• Excerpt provided:
- Opening Delimiter -
Second, technically speaking, saying the mission failed due to a “drop in chamber pressure” is almost a tautology: it’s describing the symptom, not the cause. This is like saying a person with a severe disease died of heart failure or brain death. Ultimately a person in India can die only of these causes, yet it’s also not useful to know for a person studying the disease and trying to understand how it inflicted its harm.

A sudden pressure drop in a solid motor usually implies a casing breach (a.k.a. An explosion) or a nozzle blowout. If the nozzle blew out, such an incident would raise important questions about the integrity of the materials used in the entire fleet. By keeping the report classified, ISRO avoids having to publicly answer whether this was a bad batch of materials, which would ground the fleet for longer, or a fundamental design fatigue in the “workhorse” rocket alone.

Taken together, there are many reasons to believe the FAC report isn’t simply stuck with the PMO. It remains plausible that it’s being contained because the truth involves either sensitive military data or an embarrassing lapse in quality control that would harm India’s nascent efforts to privatise space and spaceflight endeavours.

Effects of unintended roll

This is the context against which the PSLV-C62 mission failure operates. ISRO Chairman V. Narayanan said following the PSLV-C62 launch that PS3 had suffered a “roll rate disturbance, leading to a deviation in its flight path”.

The roll refers to the rotation of the rocket around its longitudinal axis, which is the imaginary line running from the nose cone to the tail.

For a rocket to reach orbit, it must maintain a very precise orientation. While some rotation, called spin stabilisation, is sometimes intentional, an unintended roll, or disturbance, can be fatal for two reasons. First, the rocket’s ‘brain’, the inertial navigation system, uses gyroscopes to know which way is ‘up’. If the rocket acquires a high roll rate, meaning if it starts spinning violently, the sensors can become saturated or dizzy, leaving the system to lose track of which way it’s pointing. Eventually it can no longer steer the rocket towards the correct orbit.
- Closing Delimiter -
• Data shown:
- Opening Delimiter -
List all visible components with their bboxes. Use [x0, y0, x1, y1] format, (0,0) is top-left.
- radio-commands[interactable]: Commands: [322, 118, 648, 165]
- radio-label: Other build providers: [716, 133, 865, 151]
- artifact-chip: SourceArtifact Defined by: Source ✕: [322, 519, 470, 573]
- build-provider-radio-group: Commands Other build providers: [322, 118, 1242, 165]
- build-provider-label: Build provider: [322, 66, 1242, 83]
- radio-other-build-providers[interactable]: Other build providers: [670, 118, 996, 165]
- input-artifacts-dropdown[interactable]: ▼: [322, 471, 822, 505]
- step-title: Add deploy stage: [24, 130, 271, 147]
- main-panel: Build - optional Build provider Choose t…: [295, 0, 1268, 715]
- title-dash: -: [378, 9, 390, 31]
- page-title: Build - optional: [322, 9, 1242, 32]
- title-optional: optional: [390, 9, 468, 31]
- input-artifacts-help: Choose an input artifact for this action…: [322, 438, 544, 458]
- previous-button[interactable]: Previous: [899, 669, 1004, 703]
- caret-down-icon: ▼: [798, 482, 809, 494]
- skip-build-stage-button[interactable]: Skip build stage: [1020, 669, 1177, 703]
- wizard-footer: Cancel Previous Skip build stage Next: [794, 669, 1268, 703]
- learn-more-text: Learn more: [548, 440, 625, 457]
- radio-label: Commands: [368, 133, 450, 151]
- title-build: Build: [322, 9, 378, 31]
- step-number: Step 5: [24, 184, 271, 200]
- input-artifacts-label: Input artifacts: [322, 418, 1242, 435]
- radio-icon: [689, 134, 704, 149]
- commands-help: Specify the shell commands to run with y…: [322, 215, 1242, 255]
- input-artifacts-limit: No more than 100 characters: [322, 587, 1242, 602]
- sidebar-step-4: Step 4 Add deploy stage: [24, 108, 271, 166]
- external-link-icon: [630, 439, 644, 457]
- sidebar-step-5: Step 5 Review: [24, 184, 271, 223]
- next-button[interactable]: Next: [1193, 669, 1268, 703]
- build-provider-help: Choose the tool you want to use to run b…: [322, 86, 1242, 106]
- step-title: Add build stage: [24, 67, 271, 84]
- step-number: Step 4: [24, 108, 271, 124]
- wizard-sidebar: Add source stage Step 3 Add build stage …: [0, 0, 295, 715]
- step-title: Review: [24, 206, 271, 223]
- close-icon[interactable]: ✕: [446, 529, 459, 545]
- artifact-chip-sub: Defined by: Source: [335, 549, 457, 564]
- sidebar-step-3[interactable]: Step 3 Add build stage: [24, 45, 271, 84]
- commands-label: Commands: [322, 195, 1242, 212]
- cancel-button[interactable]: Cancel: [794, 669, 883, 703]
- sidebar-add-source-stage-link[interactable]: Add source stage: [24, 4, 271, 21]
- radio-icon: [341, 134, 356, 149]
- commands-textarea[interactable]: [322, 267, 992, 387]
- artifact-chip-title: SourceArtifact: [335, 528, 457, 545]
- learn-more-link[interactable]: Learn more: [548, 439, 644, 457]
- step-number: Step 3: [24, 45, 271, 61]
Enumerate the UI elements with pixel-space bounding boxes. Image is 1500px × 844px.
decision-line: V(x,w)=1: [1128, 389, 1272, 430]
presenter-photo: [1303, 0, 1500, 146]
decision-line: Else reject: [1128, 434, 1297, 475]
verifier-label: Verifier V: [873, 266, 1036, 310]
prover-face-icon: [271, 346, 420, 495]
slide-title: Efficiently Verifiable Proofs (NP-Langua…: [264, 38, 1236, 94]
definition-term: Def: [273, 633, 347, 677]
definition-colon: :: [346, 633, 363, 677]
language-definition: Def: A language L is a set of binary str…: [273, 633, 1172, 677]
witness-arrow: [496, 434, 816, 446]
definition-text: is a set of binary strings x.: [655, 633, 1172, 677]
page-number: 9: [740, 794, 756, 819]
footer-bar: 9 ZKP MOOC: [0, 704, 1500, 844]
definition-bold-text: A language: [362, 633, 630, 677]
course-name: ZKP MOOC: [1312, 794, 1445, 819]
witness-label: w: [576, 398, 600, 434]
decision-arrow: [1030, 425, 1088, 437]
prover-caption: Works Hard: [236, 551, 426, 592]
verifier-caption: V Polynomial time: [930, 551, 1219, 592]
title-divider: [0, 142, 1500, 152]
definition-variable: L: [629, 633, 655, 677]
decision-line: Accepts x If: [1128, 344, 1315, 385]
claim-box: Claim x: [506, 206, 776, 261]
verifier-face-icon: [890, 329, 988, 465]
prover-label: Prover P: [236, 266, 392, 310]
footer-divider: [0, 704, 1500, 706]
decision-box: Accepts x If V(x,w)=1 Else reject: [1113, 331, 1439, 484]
- Closing Delimiter -
• Tasks to complete:
• A. Answer these questions from the article on the PSLV mission failures:
(i) What does a sudden pressure drop in a solid motor usually imply?
(ii) After the PSLV-C62 launch, what did ISRO Chairman V. Narayanan say PS3 had suffered?
(iii) What does the rocket's inertial navigation system use to know which way is "up"?
• B. Could you continue the article on the PSLV mission failures from the point where it stops?

• Responses in order:
• A.
(i) A casing breach (an explosion) or a nozzle blowout.
(ii) A "roll rate disturbance, leading to a deviation in its flight path".
(iii) Gyroscopes.

• B.
Second, while the PS3 motor generally provides thrust, it doesn’t have its own roll control thrusters. Instead it uses the small thrusters of the stage sitting on top of it, i.e. the PS4 stage, to keep it steady. The disturbance reported during the PSLV-C62 mission implies something on the PS3 motor, for example a gas leak from the side of the nozzle, generated a large twisting force. This torque could have been stronger than what the small PS4 thrusters could counteract, leaving the rocket to corkscrew out of control.

To be sure, this is a preliminary analysis. Think of it as an educated guess. Only a full-fledged failure analysis by technical teams at ISRO can reveal what actually went wrong.

Big picture

That being said, given the apparent mode of failure of the PSLV-C62 mission, it’s hard to believe the two consecutive failures are unrelated. PSLV-C61 suffered a “drop in pressure”, suggesting that the nozzle throat could have eroded too fast or the casing was breached, venting gas sideways. Assuming this was the issue in PSLV-C61 and assuming the same breach happened slightly differently in PSLV-C62 — say, a jet of gas leaked out the side of the nozzle joint — it would have created a large pinwheel effect, leaving the rocket spinning out of control.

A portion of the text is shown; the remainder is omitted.